RECORDS FOR THE EXERCISE start
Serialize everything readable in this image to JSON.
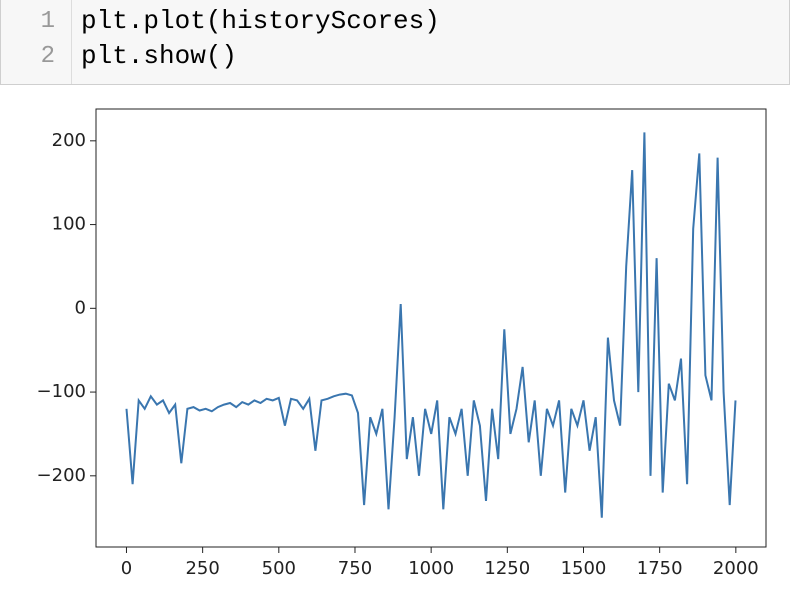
{
  "code": {
    "line_numbers": [
      "1",
      "2"
    ],
    "lines": [
      "plt.plot(historyScores)",
      "plt.show()"
    ]
  },
  "chart_data": {
    "type": "line",
    "x": [
      0,
      20,
      40,
      60,
      80,
      100,
      120,
      140,
      160,
      180,
      200,
      220,
      240,
      260,
      280,
      300,
      320,
      340,
      360,
      380,
      400,
      420,
      440,
      460,
      480,
      500,
      520,
      540,
      560,
      580,
      600,
      620,
      640,
      660,
      680,
      700,
      720,
      740,
      760,
      780,
      800,
      820,
      840,
      860,
      880,
      900,
      920,
      940,
      960,
      980,
      1000,
      1020,
      1040,
      1060,
      1080,
      1100,
      1120,
      1140,
      1160,
      1180,
      1200,
      1220,
      1240,
      1260,
      1280,
      1300,
      1320,
      1340,
      1360,
      1380,
      1400,
      1420,
      1440,
      1460,
      1480,
      1500,
      1520,
      1540,
      1560,
      1580,
      1600,
      1620,
      1640,
      1660,
      1680,
      1700,
      1720,
      1740,
      1760,
      1780,
      1800,
      1820,
      1840,
      1860,
      1880,
      1900,
      1920,
      1940,
      1960,
      1980,
      1999
    ],
    "series": [
      {
        "color": "#3a76af",
        "values": [
          -120,
          -210,
          -110,
          -120,
          -105,
          -115,
          -110,
          -125,
          -115,
          -185,
          -120,
          -118,
          -122,
          -120,
          -123,
          -118,
          -115,
          -113,
          -118,
          -112,
          -115,
          -110,
          -113,
          -108,
          -110,
          -107,
          -140,
          -108,
          -110,
          -120,
          -108,
          -170,
          -110,
          -108,
          -105,
          -103,
          -102,
          -104,
          -125,
          -235,
          -130,
          -150,
          -120,
          -240,
          -130,
          5,
          -180,
          -130,
          -200,
          -120,
          -150,
          -110,
          -240,
          -130,
          -150,
          -120,
          -200,
          -110,
          -140,
          -230,
          -120,
          -180,
          -25,
          -150,
          -120,
          -70,
          -160,
          -110,
          -200,
          -120,
          -140,
          -110,
          -220,
          -120,
          -140,
          -110,
          -170,
          -130,
          -250,
          -35,
          -110,
          -140,
          50,
          165,
          -100,
          210,
          -200,
          60,
          -220,
          -90,
          -110,
          -60,
          -210,
          95,
          185,
          -80,
          -110,
          180,
          -100,
          -235,
          -110
        ]
      }
    ],
    "xlim": [
      -100,
      2099
    ],
    "ylim": [
      -285,
      238
    ],
    "xticks": [
      0,
      250,
      500,
      750,
      1000,
      1250,
      1500,
      1750,
      2000
    ],
    "yticks": [
      {
        "value": -200,
        "label": "−200"
      },
      {
        "value": -100,
        "label": "−100"
      },
      0,
      100,
      200
    ]
  }
}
RECORDS FOR THE EXERCISE end
Please repeat the entries exactly. Do not include the pictures.

▶ THE OUTPUT:
Serialize everything readable in this image to JSON.
{
  "code": {
    "line_numbers": [
      "1",
      "2"
    ],
    "lines": [
      "plt.plot(historyScores)",
      "plt.show()"
    ]
  },
  "chart_data": {
    "type": "line",
    "x": [
      0,
      20,
      40,
      60,
      80,
      100,
      120,
      140,
      160,
      180,
      200,
      220,
      240,
      260,
      280,
      300,
      320,
      340,
      360,
      380,
      400,
      420,
      440,
      460,
      480,
      500,
      520,
      540,
      560,
      580,
      600,
      620,
      640,
      660,
      680,
      700,
      720,
      740,
      760,
      780,
      800,
      820,
      840,
      860,
      880,
      900,
      920,
      940,
      960,
      980,
      1000,
      1020,
      1040,
      1060,
      1080,
      1100,
      1120,
      1140,
      1160,
      1180,
      1200,
      1220,
      1240,
      1260,
      1280,
      1300,
      1320,
      1340,
      1360,
      1380,
      1400,
      1420,
      1440,
      1460,
      1480,
      1500,
      1520,
      1540,
      1560,
      1580,
      1600,
      1620,
      1640,
      1660,
      1680,
      1700,
      1720,
      1740,
      1760,
      1780,
      1800,
      1820,
      1840,
      1860,
      1880,
      1900,
      1920,
      1940,
      1960,
      1980,
      1999
    ],
    "series": [
      {
        "color": "#3a76af",
        "values": [
          -120,
          -210,
          -110,
          -120,
          -105,
          -115,
          -110,
          -125,
          -115,
          -185,
          -120,
          -118,
          -122,
          -120,
          -123,
          -118,
          -115,
          -113,
          -118,
          -112,
          -115,
          -110,
          -113,
          -108,
          -110,
          -107,
          -140,
          -108,
          -110,
          -120,
          -108,
          -170,
          -110,
          -108,
          -105,
          -103,
          -102,
          -104,
          -125,
          -235,
          -130,
          -150,
          -120,
          -240,
          -130,
          5,
          -180,
          -130,
          -200,
          -120,
          -150,
          -110,
          -240,
          -130,
          -150,
          -120,
          -200,
          -110,
          -140,
          -230,
          -120,
          -180,
          -25,
          -150,
          -120,
          -70,
          -160,
          -110,
          -200,
          -120,
          -140,
          -110,
          -220,
          -120,
          -140,
          -110,
          -170,
          -130,
          -250,
          -35,
          -110,
          -140,
          50,
          165,
          -100,
          210,
          -200,
          60,
          -220,
          -90,
          -110,
          -60,
          -210,
          95,
          185,
          -80,
          -110,
          180,
          -100,
          -235,
          -110
        ]
      }
    ],
    "xlim": [
      -100,
      2099
    ],
    "ylim": [
      -285,
      238
    ],
    "xticks": [
      0,
      250,
      500,
      750,
      1000,
      1250,
      1500,
      1750,
      2000
    ],
    "yticks": [
      {
        "value": -200,
        "label": "−200"
      },
      {
        "value": -100,
        "label": "−100"
      },
      0,
      100,
      200
    ]
  }
}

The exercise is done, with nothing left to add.